**Instructions to follow**
Scan the material for the word "title", and copy each line where it shows up.

**Exercise material**

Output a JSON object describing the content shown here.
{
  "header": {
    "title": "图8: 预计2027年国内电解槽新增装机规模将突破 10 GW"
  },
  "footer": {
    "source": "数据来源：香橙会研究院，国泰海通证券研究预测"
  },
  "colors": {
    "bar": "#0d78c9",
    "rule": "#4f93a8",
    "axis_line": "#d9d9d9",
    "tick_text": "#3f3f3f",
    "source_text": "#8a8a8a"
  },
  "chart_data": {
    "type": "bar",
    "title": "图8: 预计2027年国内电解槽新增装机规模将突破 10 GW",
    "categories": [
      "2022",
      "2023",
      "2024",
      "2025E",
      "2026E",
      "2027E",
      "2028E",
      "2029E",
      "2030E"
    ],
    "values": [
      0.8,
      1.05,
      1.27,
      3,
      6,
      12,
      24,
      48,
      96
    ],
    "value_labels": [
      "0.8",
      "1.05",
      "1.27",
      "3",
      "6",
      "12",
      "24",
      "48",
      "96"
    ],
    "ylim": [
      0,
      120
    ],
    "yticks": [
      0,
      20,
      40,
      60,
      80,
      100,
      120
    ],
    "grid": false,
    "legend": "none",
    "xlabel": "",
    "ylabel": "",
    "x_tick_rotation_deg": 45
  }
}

**Result below**
    "title": "图8: 预计2027年国内电解槽新增装机规模将突破 10 GW"
    "title": "图8: 预计2027年国内电解槽新增装机规模将突破 10 GW",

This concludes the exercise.